Each record below is to be reproduced without any change.
[Begin]
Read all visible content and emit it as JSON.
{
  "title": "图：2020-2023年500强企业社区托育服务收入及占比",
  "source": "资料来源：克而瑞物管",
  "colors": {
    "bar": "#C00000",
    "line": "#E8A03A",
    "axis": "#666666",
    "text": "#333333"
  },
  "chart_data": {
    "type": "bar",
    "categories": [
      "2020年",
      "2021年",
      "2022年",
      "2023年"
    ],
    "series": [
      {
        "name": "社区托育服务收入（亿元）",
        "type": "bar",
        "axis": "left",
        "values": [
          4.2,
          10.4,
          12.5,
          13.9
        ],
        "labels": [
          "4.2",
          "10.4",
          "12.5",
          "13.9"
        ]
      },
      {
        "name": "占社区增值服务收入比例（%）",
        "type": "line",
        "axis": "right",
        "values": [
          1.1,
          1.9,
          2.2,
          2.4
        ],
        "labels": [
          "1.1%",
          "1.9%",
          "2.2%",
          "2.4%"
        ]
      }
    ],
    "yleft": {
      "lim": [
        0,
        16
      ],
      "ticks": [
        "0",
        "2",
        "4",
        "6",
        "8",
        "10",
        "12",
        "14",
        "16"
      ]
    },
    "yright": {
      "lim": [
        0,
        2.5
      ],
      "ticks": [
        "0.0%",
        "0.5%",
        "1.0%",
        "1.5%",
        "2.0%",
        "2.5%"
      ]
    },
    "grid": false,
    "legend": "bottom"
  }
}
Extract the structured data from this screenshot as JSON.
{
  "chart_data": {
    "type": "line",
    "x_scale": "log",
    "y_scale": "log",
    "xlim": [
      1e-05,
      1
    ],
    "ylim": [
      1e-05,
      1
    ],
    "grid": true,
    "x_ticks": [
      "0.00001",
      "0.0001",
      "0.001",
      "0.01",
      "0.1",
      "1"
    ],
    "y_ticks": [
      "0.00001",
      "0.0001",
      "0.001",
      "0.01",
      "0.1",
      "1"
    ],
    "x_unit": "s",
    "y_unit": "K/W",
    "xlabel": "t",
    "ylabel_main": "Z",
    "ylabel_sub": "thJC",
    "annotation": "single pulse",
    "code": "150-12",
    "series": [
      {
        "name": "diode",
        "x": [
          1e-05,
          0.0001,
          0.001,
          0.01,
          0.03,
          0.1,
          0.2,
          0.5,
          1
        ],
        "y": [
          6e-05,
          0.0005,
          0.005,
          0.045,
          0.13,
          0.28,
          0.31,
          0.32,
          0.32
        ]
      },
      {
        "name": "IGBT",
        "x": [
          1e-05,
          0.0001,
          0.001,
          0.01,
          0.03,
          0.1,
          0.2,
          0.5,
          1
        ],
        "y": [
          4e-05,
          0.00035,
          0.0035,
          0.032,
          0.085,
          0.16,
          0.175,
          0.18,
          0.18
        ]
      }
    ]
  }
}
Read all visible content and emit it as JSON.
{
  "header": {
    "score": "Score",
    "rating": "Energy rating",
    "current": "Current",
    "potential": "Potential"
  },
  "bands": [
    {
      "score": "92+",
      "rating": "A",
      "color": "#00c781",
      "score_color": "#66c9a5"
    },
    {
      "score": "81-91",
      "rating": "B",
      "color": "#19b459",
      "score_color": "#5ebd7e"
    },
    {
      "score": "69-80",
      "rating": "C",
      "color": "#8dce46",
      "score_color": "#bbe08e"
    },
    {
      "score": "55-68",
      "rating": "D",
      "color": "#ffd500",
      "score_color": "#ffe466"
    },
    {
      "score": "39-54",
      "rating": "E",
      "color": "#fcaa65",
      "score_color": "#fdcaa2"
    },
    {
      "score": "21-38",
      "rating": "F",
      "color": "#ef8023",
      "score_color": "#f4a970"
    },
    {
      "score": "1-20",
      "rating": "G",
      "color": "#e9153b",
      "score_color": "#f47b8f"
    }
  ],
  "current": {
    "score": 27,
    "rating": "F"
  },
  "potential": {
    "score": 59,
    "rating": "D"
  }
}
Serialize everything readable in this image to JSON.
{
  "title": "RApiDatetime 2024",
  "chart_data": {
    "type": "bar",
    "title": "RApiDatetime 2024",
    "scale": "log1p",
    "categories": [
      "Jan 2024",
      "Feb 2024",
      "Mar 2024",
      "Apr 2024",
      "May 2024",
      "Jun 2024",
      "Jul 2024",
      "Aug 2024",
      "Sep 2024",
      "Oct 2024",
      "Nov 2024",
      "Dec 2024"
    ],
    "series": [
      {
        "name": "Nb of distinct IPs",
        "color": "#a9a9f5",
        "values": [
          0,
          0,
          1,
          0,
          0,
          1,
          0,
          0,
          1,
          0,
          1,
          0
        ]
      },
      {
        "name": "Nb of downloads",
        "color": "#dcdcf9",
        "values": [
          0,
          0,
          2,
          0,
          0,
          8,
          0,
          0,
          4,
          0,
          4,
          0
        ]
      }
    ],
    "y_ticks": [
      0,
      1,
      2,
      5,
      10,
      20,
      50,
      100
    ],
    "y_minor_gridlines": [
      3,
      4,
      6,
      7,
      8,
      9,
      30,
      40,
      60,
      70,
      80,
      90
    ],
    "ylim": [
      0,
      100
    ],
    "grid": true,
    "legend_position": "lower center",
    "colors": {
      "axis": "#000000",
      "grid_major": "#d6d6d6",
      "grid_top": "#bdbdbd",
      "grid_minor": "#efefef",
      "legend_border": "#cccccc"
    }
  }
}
[End]
**Exercise output**
Read all visible content and emit it as JSON.
{
  "title": "图：2020-2023年500强企业社区托育服务收入及占比",
  "source": "资料来源：克而瑞物管",
  "colors": {
    "bar": "#C00000",
    "line": "#E8A03A",
    "axis": "#666666",
    "text": "#333333"
  },
  "chart_data": {
    "type": "bar",
    "categories": [
      "2020年",
      "2021年",
      "2022年",
      "2023年"
    ],
    "series": [
      {
        "name": "社区托育服务收入（亿元）",
        "type": "bar",
        "axis": "left",
        "values": [
          4.2,
          10.4,
          12.5,
          13.9
        ],
        "labels": [
          "4.2",
          "10.4",
          "12.5",
          "13.9"
        ]
      },
      {
        "name": "占社区增值服务收入比例（%）",
        "type": "line",
        "axis": "right",
        "values": [
          1.1,
          1.9,
          2.2,
          2.4
        ],
        "labels": [
          "1.1%",
          "1.9%",
          "2.2%",
          "2.4%"
        ]
      }
    ],
    "yleft": {
      "lim": [
        0,
        16
      ],
      "ticks": [
        "0",
        "2",
        "4",
        "6",
        "8",
        "10",
        "12",
        "14",
        "16"
      ]
    },
    "yright": {
      "lim": [
        0,
        2.5
      ],
      "ticks": [
        "0.0%",
        "0.5%",
        "1.0%",
        "1.5%",
        "2.0%",
        "2.5%"
      ]
    },
    "grid": false,
    "legend": "bottom"
  }
}
Extract the structured data from this screenshot as JSON.
{
  "chart_data": {
    "type": "line",
    "x_scale": "log",
    "y_scale": "log",
    "xlim": [
      1e-05,
      1
    ],
    "ylim": [
      1e-05,
      1
    ],
    "grid": true,
    "x_ticks": [
      "0.00001",
      "0.0001",
      "0.001",
      "0.01",
      "0.1",
      "1"
    ],
    "y_ticks": [
      "0.00001",
      "0.0001",
      "0.001",
      "0.01",
      "0.1",
      "1"
    ],
    "x_unit": "s",
    "y_unit": "K/W",
    "xlabel": "t",
    "ylabel_main": "Z",
    "ylabel_sub": "thJC",
    "annotation": "single pulse",
    "code": "150-12",
    "series": [
      {
        "name": "diode",
        "x": [
          1e-05,
          0.0001,
          0.001,
          0.01,
          0.03,
          0.1,
          0.2,
          0.5,
          1
        ],
        "y": [
          6e-05,
          0.0005,
          0.005,
          0.045,
          0.13,
          0.28,
          0.31,
          0.32,
          0.32
        ]
      },
      {
        "name": "IGBT",
        "x": [
          1e-05,
          0.0001,
          0.001,
          0.01,
          0.03,
          0.1,
          0.2,
          0.5,
          1
        ],
        "y": [
          4e-05,
          0.00035,
          0.0035,
          0.032,
          0.085,
          0.16,
          0.175,
          0.18,
          0.18
        ]
      }
    ]
  }
}
Read all visible content and emit it as JSON.
{
  "header": {
    "score": "Score",
    "rating": "Energy rating",
    "current": "Current",
    "potential": "Potential"
  },
  "bands": [
    {
      "score": "92+",
      "rating": "A",
      "color": "#00c781",
      "score_color": "#66c9a5"
    },
    {
      "score": "81-91",
      "rating": "B",
      "color": "#19b459",
      "score_color": "#5ebd7e"
    },
    {
      "score": "69-80",
      "rating": "C",
      "color": "#8dce46",
      "score_color": "#bbe08e"
    },
    {
      "score": "55-68",
      "rating": "D",
      "color": "#ffd500",
      "score_color": "#ffe466"
    },
    {
      "score": "39-54",
      "rating": "E",
      "color": "#fcaa65",
      "score_color": "#fdcaa2"
    },
    {
      "score": "21-38",
      "rating": "F",
      "color": "#ef8023",
      "score_color": "#f4a970"
    },
    {
      "score": "1-20",
      "rating": "G",
      "color": "#e9153b",
      "score_color": "#f47b8f"
    }
  ],
  "current": {
    "score": 27,
    "rating": "F"
  },
  "potential": {
    "score": 59,
    "rating": "D"
  }
}
Serialize everything readable in this image to JSON.
{
  "title": "RApiDatetime 2024",
  "chart_data": {
    "type": "bar",
    "title": "RApiDatetime 2024",
    "scale": "log1p",
    "categories": [
      "Jan 2024",
      "Feb 2024",
      "Mar 2024",
      "Apr 2024",
      "May 2024",
      "Jun 2024",
      "Jul 2024",
      "Aug 2024",
      "Sep 2024",
      "Oct 2024",
      "Nov 2024",
      "Dec 2024"
    ],
    "series": [
      {
        "name": "Nb of distinct IPs",
        "color": "#a9a9f5",
        "values": [
          0,
          0,
          1,
          0,
          0,
          1,
          0,
          0,
          1,
          0,
          1,
          0
        ]
      },
      {
        "name": "Nb of downloads",
        "color": "#dcdcf9",
        "values": [
          0,
          0,
          2,
          0,
          0,
          8,
          0,
          0,
          4,
          0,
          4,
          0
        ]
      }
    ],
    "y_ticks": [
      0,
      1,
      2,
      5,
      10,
      20,
      50,
      100
    ],
    "y_minor_gridlines": [
      3,
      4,
      6,
      7,
      8,
      9,
      30,
      40,
      60,
      70,
      80,
      90
    ],
    "ylim": [
      0,
      100
    ],
    "grid": true,
    "legend_position": "lower center",
    "colors": {
      "axis": "#000000",
      "grid_major": "#d6d6d6",
      "grid_top": "#bdbdbd",
      "grid_minor": "#efefef",
      "legend_border": "#cccccc"
    }
  }
}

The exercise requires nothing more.